DATA FOR THE TASK —
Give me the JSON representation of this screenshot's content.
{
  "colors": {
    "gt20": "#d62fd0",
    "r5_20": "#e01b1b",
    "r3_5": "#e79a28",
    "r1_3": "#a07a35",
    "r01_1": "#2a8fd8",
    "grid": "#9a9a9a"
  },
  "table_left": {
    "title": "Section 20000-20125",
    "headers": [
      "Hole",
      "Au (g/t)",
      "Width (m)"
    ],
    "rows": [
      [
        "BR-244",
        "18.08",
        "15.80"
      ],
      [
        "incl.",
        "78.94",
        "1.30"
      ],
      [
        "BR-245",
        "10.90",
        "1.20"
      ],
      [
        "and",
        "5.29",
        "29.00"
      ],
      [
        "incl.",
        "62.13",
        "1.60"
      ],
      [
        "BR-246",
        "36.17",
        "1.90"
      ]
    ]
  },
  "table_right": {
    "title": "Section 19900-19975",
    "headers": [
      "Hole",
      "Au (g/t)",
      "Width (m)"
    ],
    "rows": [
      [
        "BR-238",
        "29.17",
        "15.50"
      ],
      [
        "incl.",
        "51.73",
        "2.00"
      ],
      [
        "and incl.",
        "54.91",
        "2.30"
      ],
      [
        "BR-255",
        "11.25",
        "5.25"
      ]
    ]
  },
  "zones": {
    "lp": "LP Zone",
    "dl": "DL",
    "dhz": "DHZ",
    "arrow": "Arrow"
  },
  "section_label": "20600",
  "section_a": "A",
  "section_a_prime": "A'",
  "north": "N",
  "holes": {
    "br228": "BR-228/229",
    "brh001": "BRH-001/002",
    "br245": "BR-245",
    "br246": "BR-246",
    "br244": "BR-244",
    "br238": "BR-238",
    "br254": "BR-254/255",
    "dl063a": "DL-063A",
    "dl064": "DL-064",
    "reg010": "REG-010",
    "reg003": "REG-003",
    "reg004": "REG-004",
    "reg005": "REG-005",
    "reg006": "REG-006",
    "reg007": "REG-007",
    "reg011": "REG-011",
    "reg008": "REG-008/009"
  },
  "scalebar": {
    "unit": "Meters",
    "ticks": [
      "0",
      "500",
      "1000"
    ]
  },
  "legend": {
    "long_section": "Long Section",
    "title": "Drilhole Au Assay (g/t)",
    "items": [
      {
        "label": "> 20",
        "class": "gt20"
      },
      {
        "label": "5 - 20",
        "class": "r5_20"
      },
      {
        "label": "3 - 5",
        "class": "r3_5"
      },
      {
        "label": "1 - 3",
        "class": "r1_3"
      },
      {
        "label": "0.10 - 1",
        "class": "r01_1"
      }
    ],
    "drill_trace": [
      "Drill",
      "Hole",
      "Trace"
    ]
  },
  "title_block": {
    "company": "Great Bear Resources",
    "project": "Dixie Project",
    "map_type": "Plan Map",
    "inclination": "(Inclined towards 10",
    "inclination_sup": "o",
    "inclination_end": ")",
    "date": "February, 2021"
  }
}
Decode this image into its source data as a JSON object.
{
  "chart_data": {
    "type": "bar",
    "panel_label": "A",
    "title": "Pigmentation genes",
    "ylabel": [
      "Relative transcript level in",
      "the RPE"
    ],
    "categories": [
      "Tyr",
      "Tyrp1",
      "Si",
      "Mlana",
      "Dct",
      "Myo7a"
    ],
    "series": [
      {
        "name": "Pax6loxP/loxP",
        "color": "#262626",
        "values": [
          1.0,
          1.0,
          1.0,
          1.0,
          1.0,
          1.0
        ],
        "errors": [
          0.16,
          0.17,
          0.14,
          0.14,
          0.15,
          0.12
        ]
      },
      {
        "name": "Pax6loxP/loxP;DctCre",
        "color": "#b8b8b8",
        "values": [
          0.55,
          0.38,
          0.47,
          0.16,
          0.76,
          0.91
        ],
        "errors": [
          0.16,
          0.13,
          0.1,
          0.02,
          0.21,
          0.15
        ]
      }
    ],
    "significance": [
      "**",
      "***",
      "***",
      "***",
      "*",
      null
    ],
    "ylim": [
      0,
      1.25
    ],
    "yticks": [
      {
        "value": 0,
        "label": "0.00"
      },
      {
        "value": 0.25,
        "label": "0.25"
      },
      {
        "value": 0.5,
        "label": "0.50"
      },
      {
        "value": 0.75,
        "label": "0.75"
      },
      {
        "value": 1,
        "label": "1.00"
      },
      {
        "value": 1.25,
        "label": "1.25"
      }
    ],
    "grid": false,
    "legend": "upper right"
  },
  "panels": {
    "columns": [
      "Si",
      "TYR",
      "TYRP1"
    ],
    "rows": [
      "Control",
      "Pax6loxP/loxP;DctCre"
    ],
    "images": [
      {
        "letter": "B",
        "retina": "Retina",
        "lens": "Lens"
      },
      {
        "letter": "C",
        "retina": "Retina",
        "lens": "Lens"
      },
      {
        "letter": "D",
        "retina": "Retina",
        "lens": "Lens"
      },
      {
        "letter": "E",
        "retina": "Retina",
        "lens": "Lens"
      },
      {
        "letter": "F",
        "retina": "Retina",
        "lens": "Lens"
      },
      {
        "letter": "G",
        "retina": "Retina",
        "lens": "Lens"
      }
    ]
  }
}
---
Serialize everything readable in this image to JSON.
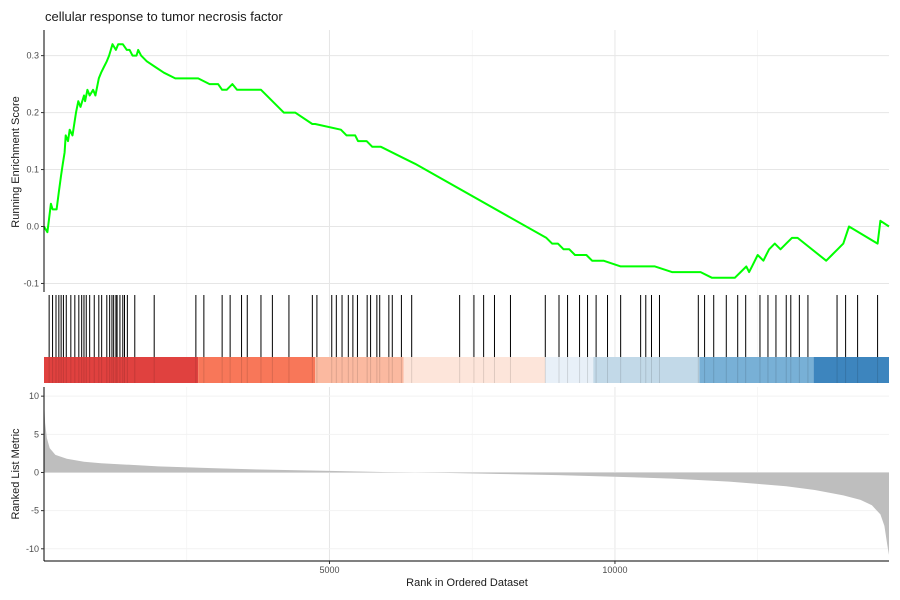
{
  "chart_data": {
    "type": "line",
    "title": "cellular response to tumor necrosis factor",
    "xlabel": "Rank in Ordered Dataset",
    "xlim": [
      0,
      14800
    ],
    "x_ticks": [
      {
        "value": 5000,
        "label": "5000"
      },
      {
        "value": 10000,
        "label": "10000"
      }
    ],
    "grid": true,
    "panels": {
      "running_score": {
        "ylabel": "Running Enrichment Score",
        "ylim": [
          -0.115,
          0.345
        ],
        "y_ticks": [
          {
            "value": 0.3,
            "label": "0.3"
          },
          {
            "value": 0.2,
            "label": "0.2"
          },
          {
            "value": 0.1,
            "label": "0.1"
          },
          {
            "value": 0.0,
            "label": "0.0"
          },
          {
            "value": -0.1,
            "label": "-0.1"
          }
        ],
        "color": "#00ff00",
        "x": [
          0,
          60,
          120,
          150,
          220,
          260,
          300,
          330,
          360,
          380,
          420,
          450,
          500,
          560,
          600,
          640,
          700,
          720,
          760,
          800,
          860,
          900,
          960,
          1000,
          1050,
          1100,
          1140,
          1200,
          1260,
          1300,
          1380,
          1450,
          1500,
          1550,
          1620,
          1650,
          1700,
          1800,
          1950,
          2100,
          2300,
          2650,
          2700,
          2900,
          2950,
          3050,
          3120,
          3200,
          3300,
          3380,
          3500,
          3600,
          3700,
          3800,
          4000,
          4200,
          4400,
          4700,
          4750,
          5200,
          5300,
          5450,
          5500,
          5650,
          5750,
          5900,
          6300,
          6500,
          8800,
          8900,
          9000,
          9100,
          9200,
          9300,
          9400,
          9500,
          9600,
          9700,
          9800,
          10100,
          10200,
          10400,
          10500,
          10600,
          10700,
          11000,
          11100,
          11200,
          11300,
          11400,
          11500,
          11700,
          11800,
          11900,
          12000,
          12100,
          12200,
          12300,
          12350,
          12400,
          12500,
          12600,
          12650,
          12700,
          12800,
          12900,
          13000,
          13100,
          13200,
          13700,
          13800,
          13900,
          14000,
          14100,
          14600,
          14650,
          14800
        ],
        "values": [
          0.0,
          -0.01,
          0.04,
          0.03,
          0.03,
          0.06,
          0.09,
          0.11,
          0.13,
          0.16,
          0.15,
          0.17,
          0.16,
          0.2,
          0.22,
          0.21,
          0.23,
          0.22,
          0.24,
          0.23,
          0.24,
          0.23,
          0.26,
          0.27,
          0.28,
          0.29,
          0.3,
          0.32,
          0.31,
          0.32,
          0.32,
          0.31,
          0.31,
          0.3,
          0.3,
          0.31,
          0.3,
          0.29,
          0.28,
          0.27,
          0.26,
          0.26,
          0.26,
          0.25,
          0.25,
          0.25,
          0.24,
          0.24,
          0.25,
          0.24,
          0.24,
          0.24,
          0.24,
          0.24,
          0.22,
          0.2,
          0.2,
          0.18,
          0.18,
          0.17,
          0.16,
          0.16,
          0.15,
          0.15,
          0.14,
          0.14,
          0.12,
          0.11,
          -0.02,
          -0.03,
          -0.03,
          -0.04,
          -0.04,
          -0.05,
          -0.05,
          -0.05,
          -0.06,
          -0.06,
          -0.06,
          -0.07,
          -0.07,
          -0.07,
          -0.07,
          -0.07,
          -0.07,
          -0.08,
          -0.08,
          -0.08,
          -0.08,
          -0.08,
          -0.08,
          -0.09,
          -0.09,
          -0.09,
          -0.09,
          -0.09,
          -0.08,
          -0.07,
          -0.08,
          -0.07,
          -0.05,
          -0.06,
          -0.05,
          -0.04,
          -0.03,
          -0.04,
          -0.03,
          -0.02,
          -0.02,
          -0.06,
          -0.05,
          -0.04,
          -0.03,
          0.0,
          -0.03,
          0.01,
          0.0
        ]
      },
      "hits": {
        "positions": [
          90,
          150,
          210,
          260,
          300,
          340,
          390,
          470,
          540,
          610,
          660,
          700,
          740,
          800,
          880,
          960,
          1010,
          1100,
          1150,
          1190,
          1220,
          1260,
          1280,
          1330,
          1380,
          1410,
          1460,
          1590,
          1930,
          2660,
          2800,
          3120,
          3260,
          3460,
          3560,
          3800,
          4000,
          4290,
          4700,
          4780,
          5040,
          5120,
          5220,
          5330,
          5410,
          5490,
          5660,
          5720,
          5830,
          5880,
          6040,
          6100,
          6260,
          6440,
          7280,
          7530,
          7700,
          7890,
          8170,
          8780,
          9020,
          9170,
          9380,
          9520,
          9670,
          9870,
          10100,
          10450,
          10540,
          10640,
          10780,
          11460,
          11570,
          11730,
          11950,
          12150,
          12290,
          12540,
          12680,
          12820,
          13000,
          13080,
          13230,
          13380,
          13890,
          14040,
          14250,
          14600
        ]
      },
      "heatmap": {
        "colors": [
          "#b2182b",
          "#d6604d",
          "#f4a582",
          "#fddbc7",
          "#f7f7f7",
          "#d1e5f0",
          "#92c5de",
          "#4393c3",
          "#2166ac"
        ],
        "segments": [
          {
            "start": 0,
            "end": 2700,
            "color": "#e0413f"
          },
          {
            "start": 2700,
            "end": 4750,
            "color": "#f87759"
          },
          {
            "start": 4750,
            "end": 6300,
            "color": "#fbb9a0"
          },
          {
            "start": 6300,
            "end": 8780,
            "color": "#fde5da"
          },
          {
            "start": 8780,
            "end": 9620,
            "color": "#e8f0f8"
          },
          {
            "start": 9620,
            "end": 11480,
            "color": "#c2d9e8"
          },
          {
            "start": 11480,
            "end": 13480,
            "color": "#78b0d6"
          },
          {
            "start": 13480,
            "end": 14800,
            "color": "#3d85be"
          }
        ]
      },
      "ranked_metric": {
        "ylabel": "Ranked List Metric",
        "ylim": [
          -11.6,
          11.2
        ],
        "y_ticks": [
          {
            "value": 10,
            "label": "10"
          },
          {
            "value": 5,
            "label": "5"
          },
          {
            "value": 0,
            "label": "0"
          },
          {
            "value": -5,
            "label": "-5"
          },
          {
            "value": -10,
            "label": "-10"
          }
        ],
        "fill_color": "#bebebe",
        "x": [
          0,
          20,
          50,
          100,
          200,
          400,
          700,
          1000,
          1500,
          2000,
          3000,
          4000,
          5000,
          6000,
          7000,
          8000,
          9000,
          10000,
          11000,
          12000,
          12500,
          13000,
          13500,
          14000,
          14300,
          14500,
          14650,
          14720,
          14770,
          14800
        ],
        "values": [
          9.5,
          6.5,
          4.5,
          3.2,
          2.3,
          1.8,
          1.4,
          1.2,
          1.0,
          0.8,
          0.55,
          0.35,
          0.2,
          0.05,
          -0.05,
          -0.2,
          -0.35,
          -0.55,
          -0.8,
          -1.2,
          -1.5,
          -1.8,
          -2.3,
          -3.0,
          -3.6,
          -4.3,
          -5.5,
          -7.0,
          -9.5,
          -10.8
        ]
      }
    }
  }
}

TASK DETAILS —
Each line in the listing above that includes the word "JSON" needs to be copied out.

SOLVED PROBLEM —
Give me the JSON representation of this screenshot's content.
Decode this image into its source data as a JSON object.
Serialize everything readable in this image to JSON.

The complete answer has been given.